## [GIVEN INSTRUCTION]
The records below should be written out again, exactly.

## [ENTRIES PROVIDED]
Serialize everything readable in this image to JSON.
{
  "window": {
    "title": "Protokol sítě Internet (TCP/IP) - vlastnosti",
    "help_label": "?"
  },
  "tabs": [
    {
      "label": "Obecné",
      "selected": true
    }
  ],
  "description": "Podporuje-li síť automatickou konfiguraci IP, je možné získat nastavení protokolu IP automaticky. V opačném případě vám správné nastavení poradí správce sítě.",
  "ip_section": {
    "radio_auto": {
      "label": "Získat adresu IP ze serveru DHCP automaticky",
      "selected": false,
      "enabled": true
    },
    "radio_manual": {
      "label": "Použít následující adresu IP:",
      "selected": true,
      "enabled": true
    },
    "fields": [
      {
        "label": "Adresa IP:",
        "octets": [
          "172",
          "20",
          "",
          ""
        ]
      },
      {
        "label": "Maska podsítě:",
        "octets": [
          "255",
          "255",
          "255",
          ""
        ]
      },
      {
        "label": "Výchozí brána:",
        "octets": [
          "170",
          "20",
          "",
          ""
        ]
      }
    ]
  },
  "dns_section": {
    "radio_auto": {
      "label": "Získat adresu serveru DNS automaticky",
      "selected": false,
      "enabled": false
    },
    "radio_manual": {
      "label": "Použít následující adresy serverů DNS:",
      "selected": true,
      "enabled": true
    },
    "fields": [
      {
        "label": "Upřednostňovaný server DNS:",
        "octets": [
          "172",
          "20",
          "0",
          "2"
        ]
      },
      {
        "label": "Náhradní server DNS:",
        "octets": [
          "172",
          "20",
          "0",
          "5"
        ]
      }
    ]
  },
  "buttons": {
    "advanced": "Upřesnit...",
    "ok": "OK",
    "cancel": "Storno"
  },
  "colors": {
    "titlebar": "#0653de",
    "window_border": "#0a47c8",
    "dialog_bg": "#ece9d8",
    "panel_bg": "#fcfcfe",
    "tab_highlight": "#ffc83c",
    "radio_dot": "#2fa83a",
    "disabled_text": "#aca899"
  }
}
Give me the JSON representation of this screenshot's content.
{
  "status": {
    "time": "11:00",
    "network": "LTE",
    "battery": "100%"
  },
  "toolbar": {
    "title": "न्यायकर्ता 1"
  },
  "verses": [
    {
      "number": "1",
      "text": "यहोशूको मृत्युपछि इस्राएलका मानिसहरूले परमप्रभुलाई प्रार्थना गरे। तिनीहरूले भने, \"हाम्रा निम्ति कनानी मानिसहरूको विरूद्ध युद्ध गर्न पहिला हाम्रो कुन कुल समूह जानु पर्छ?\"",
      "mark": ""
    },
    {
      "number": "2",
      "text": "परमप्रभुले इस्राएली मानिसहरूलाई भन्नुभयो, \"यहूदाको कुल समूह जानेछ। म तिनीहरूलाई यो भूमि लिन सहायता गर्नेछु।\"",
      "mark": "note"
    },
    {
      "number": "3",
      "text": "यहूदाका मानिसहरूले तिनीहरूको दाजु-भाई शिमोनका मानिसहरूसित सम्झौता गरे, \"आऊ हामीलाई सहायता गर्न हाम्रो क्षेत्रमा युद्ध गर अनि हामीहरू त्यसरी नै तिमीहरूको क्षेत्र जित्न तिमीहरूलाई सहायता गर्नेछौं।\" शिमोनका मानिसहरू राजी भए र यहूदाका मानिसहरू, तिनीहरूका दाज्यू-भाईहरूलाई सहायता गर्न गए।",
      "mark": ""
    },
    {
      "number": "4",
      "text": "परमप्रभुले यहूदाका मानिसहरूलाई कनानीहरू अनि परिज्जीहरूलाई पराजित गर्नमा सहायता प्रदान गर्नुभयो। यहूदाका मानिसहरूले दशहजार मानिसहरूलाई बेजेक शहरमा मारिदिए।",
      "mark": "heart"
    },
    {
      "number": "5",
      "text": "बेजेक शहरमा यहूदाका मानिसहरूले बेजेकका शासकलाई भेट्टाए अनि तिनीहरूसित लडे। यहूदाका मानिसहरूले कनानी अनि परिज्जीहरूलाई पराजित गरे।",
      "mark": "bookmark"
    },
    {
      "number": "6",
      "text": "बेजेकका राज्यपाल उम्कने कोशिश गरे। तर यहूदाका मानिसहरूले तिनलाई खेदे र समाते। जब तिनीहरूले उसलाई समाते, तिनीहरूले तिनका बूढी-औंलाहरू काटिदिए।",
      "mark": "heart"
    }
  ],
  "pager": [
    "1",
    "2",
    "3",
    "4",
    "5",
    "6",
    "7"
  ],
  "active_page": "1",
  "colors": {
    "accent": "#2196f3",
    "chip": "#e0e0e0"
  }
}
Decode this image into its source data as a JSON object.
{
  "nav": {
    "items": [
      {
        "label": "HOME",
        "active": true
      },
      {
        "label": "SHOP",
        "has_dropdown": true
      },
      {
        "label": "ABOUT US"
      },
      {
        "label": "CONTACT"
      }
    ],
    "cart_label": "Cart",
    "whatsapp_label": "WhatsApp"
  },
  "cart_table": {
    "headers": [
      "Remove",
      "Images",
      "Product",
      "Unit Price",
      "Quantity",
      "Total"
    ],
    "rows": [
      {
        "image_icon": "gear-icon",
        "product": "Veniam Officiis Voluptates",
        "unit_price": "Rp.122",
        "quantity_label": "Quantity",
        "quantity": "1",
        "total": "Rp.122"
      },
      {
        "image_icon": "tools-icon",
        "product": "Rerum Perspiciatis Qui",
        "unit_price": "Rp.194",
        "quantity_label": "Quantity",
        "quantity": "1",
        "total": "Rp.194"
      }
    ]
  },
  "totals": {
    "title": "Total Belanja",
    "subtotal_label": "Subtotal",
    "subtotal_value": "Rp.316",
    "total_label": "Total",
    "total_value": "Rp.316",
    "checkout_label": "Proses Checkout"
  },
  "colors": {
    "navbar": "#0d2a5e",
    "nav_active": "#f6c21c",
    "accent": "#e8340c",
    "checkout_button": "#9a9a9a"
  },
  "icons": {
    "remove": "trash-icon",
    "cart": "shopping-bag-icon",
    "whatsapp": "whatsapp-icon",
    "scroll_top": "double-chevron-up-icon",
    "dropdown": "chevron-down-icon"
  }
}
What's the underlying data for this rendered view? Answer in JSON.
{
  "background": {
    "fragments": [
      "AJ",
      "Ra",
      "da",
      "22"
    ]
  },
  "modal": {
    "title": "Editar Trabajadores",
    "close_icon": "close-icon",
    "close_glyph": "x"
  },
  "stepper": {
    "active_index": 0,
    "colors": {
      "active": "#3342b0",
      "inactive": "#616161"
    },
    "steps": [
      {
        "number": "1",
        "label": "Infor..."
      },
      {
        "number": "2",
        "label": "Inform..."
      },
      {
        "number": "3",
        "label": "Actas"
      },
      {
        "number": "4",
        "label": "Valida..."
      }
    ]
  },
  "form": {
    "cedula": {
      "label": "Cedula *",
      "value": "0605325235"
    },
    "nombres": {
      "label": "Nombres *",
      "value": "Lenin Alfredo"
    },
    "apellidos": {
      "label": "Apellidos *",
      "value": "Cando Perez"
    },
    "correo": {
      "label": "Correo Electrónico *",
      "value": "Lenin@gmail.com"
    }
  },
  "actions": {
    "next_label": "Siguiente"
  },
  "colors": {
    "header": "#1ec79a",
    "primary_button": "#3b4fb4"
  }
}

## [RESULT BELOW]
Serialize everything readable in this image to JSON.
{
  "window": {
    "title": "Protokol sítě Internet (TCP/IP) - vlastnosti",
    "help_label": "?"
  },
  "tabs": [
    {
      "label": "Obecné",
      "selected": true
    }
  ],
  "description": "Podporuje-li síť automatickou konfiguraci IP, je možné získat nastavení protokolu IP automaticky. V opačném případě vám správné nastavení poradí správce sítě.",
  "ip_section": {
    "radio_auto": {
      "label": "Získat adresu IP ze serveru DHCP automaticky",
      "selected": false,
      "enabled": true
    },
    "radio_manual": {
      "label": "Použít následující adresu IP:",
      "selected": true,
      "enabled": true
    },
    "fields": [
      {
        "label": "Adresa IP:",
        "octets": [
          "172",
          "20",
          "",
          ""
        ]
      },
      {
        "label": "Maska podsítě:",
        "octets": [
          "255",
          "255",
          "255",
          ""
        ]
      },
      {
        "label": "Výchozí brána:",
        "octets": [
          "170",
          "20",
          "",
          ""
        ]
      }
    ]
  },
  "dns_section": {
    "radio_auto": {
      "label": "Získat adresu serveru DNS automaticky",
      "selected": false,
      "enabled": false
    },
    "radio_manual": {
      "label": "Použít následující adresy serverů DNS:",
      "selected": true,
      "enabled": true
    },
    "fields": [
      {
        "label": "Upřednostňovaný server DNS:",
        "octets": [
          "172",
          "20",
          "0",
          "2"
        ]
      },
      {
        "label": "Náhradní server DNS:",
        "octets": [
          "172",
          "20",
          "0",
          "5"
        ]
      }
    ]
  },
  "buttons": {
    "advanced": "Upřesnit...",
    "ok": "OK",
    "cancel": "Storno"
  },
  "colors": {
    "titlebar": "#0653de",
    "window_border": "#0a47c8",
    "dialog_bg": "#ece9d8",
    "panel_bg": "#fcfcfe",
    "tab_highlight": "#ffc83c",
    "radio_dot": "#2fa83a",
    "disabled_text": "#aca899"
  }
}
Give me the JSON representation of this screenshot's content.
{
  "status": {
    "time": "11:00",
    "network": "LTE",
    "battery": "100%"
  },
  "toolbar": {
    "title": "न्यायकर्ता 1"
  },
  "verses": [
    {
      "number": "1",
      "text": "यहोशूको मृत्युपछि इस्राएलका मानिसहरूले परमप्रभुलाई प्रार्थना गरे। तिनीहरूले भने, \"हाम्रा निम्ति कनानी मानिसहरूको विरूद्ध युद्ध गर्न पहिला हाम्रो कुन कुल समूह जानु पर्छ?\"",
      "mark": ""
    },
    {
      "number": "2",
      "text": "परमप्रभुले इस्राएली मानिसहरूलाई भन्नुभयो, \"यहूदाको कुल समूह जानेछ। म तिनीहरूलाई यो भूमि लिन सहायता गर्नेछु।\"",
      "mark": "note"
    },
    {
      "number": "3",
      "text": "यहूदाका मानिसहरूले तिनीहरूको दाजु-भाई शिमोनका मानिसहरूसित सम्झौता गरे, \"आऊ हामीलाई सहायता गर्न हाम्रो क्षेत्रमा युद्ध गर अनि हामीहरू त्यसरी नै तिमीहरूको क्षेत्र जित्न तिमीहरूलाई सहायता गर्नेछौं।\" शिमोनका मानिसहरू राजी भए र यहूदाका मानिसहरू, तिनीहरूका दाज्यू-भाईहरूलाई सहायता गर्न गए।",
      "mark": ""
    },
    {
      "number": "4",
      "text": "परमप्रभुले यहूदाका मानिसहरूलाई कनानीहरू अनि परिज्जीहरूलाई पराजित गर्नमा सहायता प्रदान गर्नुभयो। यहूदाका मानिसहरूले दशहजार मानिसहरूलाई बेजेक शहरमा मारिदिए।",
      "mark": "heart"
    },
    {
      "number": "5",
      "text": "बेजेक शहरमा यहूदाका मानिसहरूले बेजेकका शासकलाई भेट्टाए अनि तिनीहरूसित लडे। यहूदाका मानिसहरूले कनानी अनि परिज्जीहरूलाई पराजित गरे।",
      "mark": "bookmark"
    },
    {
      "number": "6",
      "text": "बेजेकका राज्यपाल उम्कने कोशिश गरे। तर यहूदाका मानिसहरूले तिनलाई खेदे र समाते। जब तिनीहरूले उसलाई समाते, तिनीहरूले तिनका बूढी-औंलाहरू काटिदिए।",
      "mark": "heart"
    }
  ],
  "pager": [
    "1",
    "2",
    "3",
    "4",
    "5",
    "6",
    "7"
  ],
  "active_page": "1",
  "colors": {
    "accent": "#2196f3",
    "chip": "#e0e0e0"
  }
}
Decode this image into its source data as a JSON object.
{
  "nav": {
    "items": [
      {
        "label": "HOME",
        "active": true
      },
      {
        "label": "SHOP",
        "has_dropdown": true
      },
      {
        "label": "ABOUT US"
      },
      {
        "label": "CONTACT"
      }
    ],
    "cart_label": "Cart",
    "whatsapp_label": "WhatsApp"
  },
  "cart_table": {
    "headers": [
      "Remove",
      "Images",
      "Product",
      "Unit Price",
      "Quantity",
      "Total"
    ],
    "rows": [
      {
        "image_icon": "gear-icon",
        "product": "Veniam Officiis Voluptates",
        "unit_price": "Rp.122",
        "quantity_label": "Quantity",
        "quantity": "1",
        "total": "Rp.122"
      },
      {
        "image_icon": "tools-icon",
        "product": "Rerum Perspiciatis Qui",
        "unit_price": "Rp.194",
        "quantity_label": "Quantity",
        "quantity": "1",
        "total": "Rp.194"
      }
    ]
  },
  "totals": {
    "title": "Total Belanja",
    "subtotal_label": "Subtotal",
    "subtotal_value": "Rp.316",
    "total_label": "Total",
    "total_value": "Rp.316",
    "checkout_label": "Proses Checkout"
  },
  "colors": {
    "navbar": "#0d2a5e",
    "nav_active": "#f6c21c",
    "accent": "#e8340c",
    "checkout_button": "#9a9a9a"
  },
  "icons": {
    "remove": "trash-icon",
    "cart": "shopping-bag-icon",
    "whatsapp": "whatsapp-icon",
    "scroll_top": "double-chevron-up-icon",
    "dropdown": "chevron-down-icon"
  }
}
What's the underlying data for this rendered view? Answer in JSON.
{
  "background": {
    "fragments": [
      "AJ",
      "Ra",
      "da",
      "22"
    ]
  },
  "modal": {
    "title": "Editar Trabajadores",
    "close_icon": "close-icon",
    "close_glyph": "x"
  },
  "stepper": {
    "active_index": 0,
    "colors": {
      "active": "#3342b0",
      "inactive": "#616161"
    },
    "steps": [
      {
        "number": "1",
        "label": "Infor..."
      },
      {
        "number": "2",
        "label": "Inform..."
      },
      {
        "number": "3",
        "label": "Actas"
      },
      {
        "number": "4",
        "label": "Valida..."
      }
    ]
  },
  "form": {
    "cedula": {
      "label": "Cedula *",
      "value": "0605325235"
    },
    "nombres": {
      "label": "Nombres *",
      "value": "Lenin Alfredo"
    },
    "apellidos": {
      "label": "Apellidos *",
      "value": "Cando Perez"
    },
    "correo": {
      "label": "Correo Electrónico *",
      "value": "Lenin@gmail.com"
    }
  },
  "actions": {
    "next_label": "Siguiente"
  },
  "colors": {
    "header": "#1ec79a",
    "primary_button": "#3b4fb4"
  }
}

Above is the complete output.